Exercise prompt ▸ Gather the lines below that include the string "officieren", copying each in full.

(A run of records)
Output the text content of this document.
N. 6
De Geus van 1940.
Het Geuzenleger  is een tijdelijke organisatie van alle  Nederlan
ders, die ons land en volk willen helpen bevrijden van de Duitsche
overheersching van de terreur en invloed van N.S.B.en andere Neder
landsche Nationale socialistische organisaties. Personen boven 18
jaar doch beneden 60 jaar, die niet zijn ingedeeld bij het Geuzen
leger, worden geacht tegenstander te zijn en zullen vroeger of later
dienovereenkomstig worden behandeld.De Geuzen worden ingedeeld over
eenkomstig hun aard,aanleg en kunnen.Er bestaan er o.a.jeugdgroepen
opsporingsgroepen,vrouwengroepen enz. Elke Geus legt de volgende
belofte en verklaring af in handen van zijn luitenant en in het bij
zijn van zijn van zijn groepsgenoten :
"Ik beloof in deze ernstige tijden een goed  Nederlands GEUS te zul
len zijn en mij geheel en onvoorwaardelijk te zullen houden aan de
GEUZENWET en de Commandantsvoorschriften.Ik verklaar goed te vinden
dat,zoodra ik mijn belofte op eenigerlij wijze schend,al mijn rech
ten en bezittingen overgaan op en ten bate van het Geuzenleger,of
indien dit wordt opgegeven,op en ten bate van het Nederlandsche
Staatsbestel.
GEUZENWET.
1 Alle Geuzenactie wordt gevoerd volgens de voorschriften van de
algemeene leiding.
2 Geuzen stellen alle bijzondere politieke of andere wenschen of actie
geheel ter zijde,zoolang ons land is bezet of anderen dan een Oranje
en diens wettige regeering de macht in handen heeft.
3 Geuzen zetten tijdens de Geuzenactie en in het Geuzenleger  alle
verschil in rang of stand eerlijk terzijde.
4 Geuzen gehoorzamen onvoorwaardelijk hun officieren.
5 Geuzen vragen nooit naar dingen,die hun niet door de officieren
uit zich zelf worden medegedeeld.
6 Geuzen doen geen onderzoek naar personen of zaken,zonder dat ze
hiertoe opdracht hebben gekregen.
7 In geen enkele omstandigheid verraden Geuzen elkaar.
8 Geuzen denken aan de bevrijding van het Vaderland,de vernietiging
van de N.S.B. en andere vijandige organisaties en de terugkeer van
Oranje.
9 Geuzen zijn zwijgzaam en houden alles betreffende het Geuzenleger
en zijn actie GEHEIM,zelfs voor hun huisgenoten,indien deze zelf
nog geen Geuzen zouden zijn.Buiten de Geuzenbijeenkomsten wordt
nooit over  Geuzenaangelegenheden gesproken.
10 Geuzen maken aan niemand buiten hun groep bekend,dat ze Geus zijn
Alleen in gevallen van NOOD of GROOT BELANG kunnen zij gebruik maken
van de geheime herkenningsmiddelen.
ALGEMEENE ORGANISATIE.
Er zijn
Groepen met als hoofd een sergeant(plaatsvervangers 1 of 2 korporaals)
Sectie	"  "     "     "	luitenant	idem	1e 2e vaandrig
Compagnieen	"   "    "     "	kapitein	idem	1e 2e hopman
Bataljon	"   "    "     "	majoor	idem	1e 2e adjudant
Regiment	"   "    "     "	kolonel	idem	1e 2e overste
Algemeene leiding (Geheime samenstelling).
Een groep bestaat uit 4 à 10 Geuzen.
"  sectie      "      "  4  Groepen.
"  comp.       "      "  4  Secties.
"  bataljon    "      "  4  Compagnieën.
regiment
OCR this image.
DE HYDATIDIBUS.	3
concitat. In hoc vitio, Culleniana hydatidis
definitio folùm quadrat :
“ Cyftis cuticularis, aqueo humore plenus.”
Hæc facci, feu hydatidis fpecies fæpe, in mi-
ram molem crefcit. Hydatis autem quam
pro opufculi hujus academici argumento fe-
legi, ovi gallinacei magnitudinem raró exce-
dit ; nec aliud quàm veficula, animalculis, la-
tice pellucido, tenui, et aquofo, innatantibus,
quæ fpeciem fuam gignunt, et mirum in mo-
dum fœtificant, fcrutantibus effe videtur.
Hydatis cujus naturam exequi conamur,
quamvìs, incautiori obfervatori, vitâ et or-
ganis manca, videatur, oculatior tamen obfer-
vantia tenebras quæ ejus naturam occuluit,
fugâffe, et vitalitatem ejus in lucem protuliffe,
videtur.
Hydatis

The response ▸
4 Geuzen gehoorzamen onvoorwaardelijk hun officieren.
5 Geuzen vragen nooit naar dingen,die hun niet door de officieren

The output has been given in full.